:: EXERCISE ::
Would you pull out every line of the material that contains the string "premium"?
— Begin SUPPLIED MATERIAL —
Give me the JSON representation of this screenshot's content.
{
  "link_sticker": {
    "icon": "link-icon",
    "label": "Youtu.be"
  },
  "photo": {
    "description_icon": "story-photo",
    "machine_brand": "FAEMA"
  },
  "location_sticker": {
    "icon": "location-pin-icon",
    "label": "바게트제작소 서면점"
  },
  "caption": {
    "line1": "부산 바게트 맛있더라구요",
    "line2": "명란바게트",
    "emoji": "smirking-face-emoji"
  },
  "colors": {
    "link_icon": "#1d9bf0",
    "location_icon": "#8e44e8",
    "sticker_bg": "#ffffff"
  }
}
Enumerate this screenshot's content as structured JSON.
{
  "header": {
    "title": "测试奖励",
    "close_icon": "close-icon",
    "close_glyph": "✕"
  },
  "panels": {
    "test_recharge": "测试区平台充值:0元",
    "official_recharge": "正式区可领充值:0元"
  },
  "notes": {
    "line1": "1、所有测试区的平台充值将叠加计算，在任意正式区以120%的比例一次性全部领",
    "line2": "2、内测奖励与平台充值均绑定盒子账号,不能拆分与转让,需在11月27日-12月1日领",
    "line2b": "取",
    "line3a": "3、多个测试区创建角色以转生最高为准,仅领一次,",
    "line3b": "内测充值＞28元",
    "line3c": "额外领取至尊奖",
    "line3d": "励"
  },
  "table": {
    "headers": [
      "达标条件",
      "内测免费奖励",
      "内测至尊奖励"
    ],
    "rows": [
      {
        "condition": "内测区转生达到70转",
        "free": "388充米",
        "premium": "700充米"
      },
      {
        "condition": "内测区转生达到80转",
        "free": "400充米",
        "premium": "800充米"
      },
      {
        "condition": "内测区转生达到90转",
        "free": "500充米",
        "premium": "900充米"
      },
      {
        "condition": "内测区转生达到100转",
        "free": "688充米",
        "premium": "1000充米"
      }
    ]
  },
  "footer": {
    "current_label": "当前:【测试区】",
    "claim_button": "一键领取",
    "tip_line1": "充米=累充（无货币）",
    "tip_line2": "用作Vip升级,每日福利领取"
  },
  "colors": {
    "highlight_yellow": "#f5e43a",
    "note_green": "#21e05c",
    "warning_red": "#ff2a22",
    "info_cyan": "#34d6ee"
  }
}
— End SUPPLIED MATERIAL —
:: IN RESPONSE ::
        "premium": "700充米"
        "premium": "800充米"
        "premium": "900充米"
        "premium": "1000充米"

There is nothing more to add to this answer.